Collected data entries

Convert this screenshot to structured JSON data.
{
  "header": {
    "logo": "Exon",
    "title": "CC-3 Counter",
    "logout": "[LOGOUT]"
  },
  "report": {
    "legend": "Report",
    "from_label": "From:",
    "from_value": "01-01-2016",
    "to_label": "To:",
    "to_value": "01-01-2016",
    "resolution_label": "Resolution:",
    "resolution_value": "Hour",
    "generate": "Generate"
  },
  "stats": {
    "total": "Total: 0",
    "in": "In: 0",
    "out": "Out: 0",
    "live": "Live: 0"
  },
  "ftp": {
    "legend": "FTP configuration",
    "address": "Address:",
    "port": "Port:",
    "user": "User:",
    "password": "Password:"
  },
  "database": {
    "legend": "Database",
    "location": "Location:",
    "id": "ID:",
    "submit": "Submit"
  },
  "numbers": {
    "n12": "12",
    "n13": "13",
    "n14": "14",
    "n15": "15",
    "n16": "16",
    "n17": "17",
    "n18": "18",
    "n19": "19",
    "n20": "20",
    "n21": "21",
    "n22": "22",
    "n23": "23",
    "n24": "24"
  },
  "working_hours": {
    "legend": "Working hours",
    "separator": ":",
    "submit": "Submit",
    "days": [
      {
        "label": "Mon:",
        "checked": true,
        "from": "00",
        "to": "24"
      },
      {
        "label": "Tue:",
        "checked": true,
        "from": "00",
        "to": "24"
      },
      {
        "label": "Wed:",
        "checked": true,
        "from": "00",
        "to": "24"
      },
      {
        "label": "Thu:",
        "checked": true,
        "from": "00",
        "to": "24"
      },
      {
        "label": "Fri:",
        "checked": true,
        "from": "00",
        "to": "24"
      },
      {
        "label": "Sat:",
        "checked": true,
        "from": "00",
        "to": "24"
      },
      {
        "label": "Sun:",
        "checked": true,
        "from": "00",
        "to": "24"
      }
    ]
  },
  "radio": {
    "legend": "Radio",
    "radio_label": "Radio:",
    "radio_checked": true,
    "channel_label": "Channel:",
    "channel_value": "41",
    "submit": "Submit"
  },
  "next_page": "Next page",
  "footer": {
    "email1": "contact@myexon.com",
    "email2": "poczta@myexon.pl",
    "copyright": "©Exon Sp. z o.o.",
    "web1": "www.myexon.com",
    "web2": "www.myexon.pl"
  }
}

Goal of the exercise:
In the entries above, find every line holding the word "myexon" and copy it out.

Solved exercise:
    "email1": "contact@myexon.com",
    "email2": "poczta@myexon.pl",
    "web1": "www.myexon.com",
    "web2": "www.myexon.pl"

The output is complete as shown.